Without omitting anything, retype the data that follows.

**Available records**
-=-=-=-=-

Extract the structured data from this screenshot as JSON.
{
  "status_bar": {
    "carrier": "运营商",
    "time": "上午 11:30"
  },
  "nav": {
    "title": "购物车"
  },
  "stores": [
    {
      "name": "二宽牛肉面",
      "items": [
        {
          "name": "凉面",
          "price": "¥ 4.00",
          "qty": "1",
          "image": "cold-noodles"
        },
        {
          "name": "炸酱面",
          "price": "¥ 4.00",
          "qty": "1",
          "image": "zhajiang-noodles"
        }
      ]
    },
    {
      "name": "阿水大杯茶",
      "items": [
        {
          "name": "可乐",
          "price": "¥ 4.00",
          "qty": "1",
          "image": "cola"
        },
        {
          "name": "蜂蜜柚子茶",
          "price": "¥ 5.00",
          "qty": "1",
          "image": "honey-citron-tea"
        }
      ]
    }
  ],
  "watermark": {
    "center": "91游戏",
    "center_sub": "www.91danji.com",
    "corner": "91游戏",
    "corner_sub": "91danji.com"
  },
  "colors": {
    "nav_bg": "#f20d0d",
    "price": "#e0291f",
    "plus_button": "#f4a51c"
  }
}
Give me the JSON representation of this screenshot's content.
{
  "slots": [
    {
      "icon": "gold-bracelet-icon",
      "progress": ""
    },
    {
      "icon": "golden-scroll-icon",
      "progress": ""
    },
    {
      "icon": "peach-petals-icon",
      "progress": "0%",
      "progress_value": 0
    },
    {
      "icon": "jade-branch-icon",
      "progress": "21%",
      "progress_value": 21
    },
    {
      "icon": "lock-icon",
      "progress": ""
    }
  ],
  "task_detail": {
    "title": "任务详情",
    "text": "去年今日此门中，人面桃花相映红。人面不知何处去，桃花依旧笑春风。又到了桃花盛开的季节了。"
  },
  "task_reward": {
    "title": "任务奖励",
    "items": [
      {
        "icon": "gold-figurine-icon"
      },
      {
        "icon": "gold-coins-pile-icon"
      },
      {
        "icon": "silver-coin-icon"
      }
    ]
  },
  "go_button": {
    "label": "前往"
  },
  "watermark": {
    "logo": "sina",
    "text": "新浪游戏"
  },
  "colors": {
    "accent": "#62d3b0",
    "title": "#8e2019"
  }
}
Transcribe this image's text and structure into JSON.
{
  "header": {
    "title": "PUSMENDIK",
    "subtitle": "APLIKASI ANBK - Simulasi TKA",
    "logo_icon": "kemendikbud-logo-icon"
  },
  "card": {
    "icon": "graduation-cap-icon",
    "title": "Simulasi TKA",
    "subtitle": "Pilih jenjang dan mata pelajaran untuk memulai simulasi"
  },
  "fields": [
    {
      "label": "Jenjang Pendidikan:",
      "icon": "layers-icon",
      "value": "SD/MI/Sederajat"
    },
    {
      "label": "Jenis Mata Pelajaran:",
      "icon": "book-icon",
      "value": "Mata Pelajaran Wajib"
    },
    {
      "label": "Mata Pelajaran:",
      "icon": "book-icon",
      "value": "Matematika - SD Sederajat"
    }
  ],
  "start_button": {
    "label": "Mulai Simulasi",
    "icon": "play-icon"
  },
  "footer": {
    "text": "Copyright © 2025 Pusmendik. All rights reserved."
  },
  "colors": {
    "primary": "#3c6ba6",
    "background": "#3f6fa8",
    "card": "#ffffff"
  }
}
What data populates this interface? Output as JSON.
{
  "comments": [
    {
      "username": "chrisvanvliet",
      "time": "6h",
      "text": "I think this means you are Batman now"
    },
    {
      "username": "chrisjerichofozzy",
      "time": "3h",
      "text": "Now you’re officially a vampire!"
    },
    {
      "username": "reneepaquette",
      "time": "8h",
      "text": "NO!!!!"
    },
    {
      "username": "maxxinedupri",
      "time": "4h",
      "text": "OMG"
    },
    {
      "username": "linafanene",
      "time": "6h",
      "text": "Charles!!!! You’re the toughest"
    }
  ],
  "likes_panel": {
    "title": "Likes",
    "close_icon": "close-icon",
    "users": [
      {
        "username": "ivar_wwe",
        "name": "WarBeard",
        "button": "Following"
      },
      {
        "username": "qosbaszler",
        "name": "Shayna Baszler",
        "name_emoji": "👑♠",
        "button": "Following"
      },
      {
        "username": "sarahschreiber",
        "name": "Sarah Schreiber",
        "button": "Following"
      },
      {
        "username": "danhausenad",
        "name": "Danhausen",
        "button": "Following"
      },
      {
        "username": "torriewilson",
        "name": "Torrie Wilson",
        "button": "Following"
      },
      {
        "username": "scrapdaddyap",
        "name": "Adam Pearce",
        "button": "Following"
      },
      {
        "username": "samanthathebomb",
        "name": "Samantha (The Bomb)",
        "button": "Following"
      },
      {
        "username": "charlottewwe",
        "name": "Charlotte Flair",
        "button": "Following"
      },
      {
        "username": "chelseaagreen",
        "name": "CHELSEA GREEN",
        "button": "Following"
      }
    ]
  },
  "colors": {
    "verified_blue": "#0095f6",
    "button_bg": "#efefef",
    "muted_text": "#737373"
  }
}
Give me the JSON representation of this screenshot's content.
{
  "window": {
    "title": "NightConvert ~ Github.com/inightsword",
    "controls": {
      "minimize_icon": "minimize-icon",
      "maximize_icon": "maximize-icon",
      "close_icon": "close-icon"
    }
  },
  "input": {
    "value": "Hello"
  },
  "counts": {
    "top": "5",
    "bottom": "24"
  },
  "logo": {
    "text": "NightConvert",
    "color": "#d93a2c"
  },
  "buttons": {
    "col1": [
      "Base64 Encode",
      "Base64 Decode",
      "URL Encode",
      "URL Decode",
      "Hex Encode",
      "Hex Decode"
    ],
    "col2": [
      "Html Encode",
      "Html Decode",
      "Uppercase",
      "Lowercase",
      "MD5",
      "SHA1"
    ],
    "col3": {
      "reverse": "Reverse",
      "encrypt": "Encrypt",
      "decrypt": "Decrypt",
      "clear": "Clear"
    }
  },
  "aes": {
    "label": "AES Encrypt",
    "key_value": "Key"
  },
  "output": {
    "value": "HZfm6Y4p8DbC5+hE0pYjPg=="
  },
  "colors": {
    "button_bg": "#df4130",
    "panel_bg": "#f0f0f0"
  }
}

-=-=-=-=-

**Full answer**
Extract the structured data from this screenshot as JSON.
{
  "status_bar": {
    "carrier": "运营商",
    "time": "上午 11:30"
  },
  "nav": {
    "title": "购物车"
  },
  "stores": [
    {
      "name": "二宽牛肉面",
      "items": [
        {
          "name": "凉面",
          "price": "¥ 4.00",
          "qty": "1",
          "image": "cold-noodles"
        },
        {
          "name": "炸酱面",
          "price": "¥ 4.00",
          "qty": "1",
          "image": "zhajiang-noodles"
        }
      ]
    },
    {
      "name": "阿水大杯茶",
      "items": [
        {
          "name": "可乐",
          "price": "¥ 4.00",
          "qty": "1",
          "image": "cola"
        },
        {
          "name": "蜂蜜柚子茶",
          "price": "¥ 5.00",
          "qty": "1",
          "image": "honey-citron-tea"
        }
      ]
    }
  ],
  "watermark": {
    "center": "91游戏",
    "center_sub": "www.91danji.com",
    "corner": "91游戏",
    "corner_sub": "91danji.com"
  },
  "colors": {
    "nav_bg": "#f20d0d",
    "price": "#e0291f",
    "plus_button": "#f4a51c"
  }
}
Give me the JSON representation of this screenshot's content.
{
  "slots": [
    {
      "icon": "gold-bracelet-icon",
      "progress": ""
    },
    {
      "icon": "golden-scroll-icon",
      "progress": ""
    },
    {
      "icon": "peach-petals-icon",
      "progress": "0%",
      "progress_value": 0
    },
    {
      "icon": "jade-branch-icon",
      "progress": "21%",
      "progress_value": 21
    },
    {
      "icon": "lock-icon",
      "progress": ""
    }
  ],
  "task_detail": {
    "title": "任务详情",
    "text": "去年今日此门中，人面桃花相映红。人面不知何处去，桃花依旧笑春风。又到了桃花盛开的季节了。"
  },
  "task_reward": {
    "title": "任务奖励",
    "items": [
      {
        "icon": "gold-figurine-icon"
      },
      {
        "icon": "gold-coins-pile-icon"
      },
      {
        "icon": "silver-coin-icon"
      }
    ]
  },
  "go_button": {
    "label": "前往"
  },
  "watermark": {
    "logo": "sina",
    "text": "新浪游戏"
  },
  "colors": {
    "accent": "#62d3b0",
    "title": "#8e2019"
  }
}
Transcribe this image's text and structure into JSON.
{
  "header": {
    "title": "PUSMENDIK",
    "subtitle": "APLIKASI ANBK - Simulasi TKA",
    "logo_icon": "kemendikbud-logo-icon"
  },
  "card": {
    "icon": "graduation-cap-icon",
    "title": "Simulasi TKA",
    "subtitle": "Pilih jenjang dan mata pelajaran untuk memulai simulasi"
  },
  "fields": [
    {
      "label": "Jenjang Pendidikan:",
      "icon": "layers-icon",
      "value": "SD/MI/Sederajat"
    },
    {
      "label": "Jenis Mata Pelajaran:",
      "icon": "book-icon",
      "value": "Mata Pelajaran Wajib"
    },
    {
      "label": "Mata Pelajaran:",
      "icon": "book-icon",
      "value": "Matematika - SD Sederajat"
    }
  ],
  "start_button": {
    "label": "Mulai Simulasi",
    "icon": "play-icon"
  },
  "footer": {
    "text": "Copyright © 2025 Pusmendik. All rights reserved."
  },
  "colors": {
    "primary": "#3c6ba6",
    "background": "#3f6fa8",
    "card": "#ffffff"
  }
}
What data populates this interface? Output as JSON.
{
  "comments": [
    {
      "username": "chrisvanvliet",
      "time": "6h",
      "text": "I think this means you are Batman now"
    },
    {
      "username": "chrisjerichofozzy",
      "time": "3h",
      "text": "Now you’re officially a vampire!"
    },
    {
      "username": "reneepaquette",
      "time": "8h",
      "text": "NO!!!!"
    },
    {
      "username": "maxxinedupri",
      "time": "4h",
      "text": "OMG"
    },
    {
      "username": "linafanene",
      "time": "6h",
      "text": "Charles!!!! You’re the toughest"
    }
  ],
  "likes_panel": {
    "title": "Likes",
    "close_icon": "close-icon",
    "users": [
      {
        "username": "ivar_wwe",
        "name": "WarBeard",
        "button": "Following"
      },
      {
        "username": "qosbaszler",
        "name": "Shayna Baszler",
        "name_emoji": "👑♠",
        "button": "Following"
      },
      {
        "username": "sarahschreiber",
        "name": "Sarah Schreiber",
        "button": "Following"
      },
      {
        "username": "danhausenad",
        "name": "Danhausen",
        "button": "Following"
      },
      {
        "username": "torriewilson",
        "name": "Torrie Wilson",
        "button": "Following"
      },
      {
        "username": "scrapdaddyap",
        "name": "Adam Pearce",
        "button": "Following"
      },
      {
        "username": "samanthathebomb",
        "name": "Samantha (The Bomb)",
        "button": "Following"
      },
      {
        "username": "charlottewwe",
        "name": "Charlotte Flair",
        "button": "Following"
      },
      {
        "username": "chelseaagreen",
        "name": "CHELSEA GREEN",
        "button": "Following"
      }
    ]
  },
  "colors": {
    "verified_blue": "#0095f6",
    "button_bg": "#efefef",
    "muted_text": "#737373"
  }
}
Give me the JSON representation of this screenshot's content.
{
  "window": {
    "title": "NightConvert ~ Github.com/inightsword",
    "controls": {
      "minimize_icon": "minimize-icon",
      "maximize_icon": "maximize-icon",
      "close_icon": "close-icon"
    }
  },
  "input": {
    "value": "Hello"
  },
  "counts": {
    "top": "5",
    "bottom": "24"
  },
  "logo": {
    "text": "NightConvert",
    "color": "#d93a2c"
  },
  "buttons": {
    "col1": [
      "Base64 Encode",
      "Base64 Decode",
      "URL Encode",
      "URL Decode",
      "Hex Encode",
      "Hex Decode"
    ],
    "col2": [
      "Html Encode",
      "Html Decode",
      "Uppercase",
      "Lowercase",
      "MD5",
      "SHA1"
    ],
    "col3": {
      "reverse": "Reverse",
      "encrypt": "Encrypt",
      "decrypt": "Decrypt",
      "clear": "Clear"
    }
  },
  "aes": {
    "label": "AES Encrypt",
    "key_value": "Key"
  },
  "output": {
    "value": "HZfm6Y4p8DbC5+hE0pYjPg=="
  },
  "colors": {
    "button_bg": "#df4130",
    "panel_bg": "#f0f0f0"
  }
}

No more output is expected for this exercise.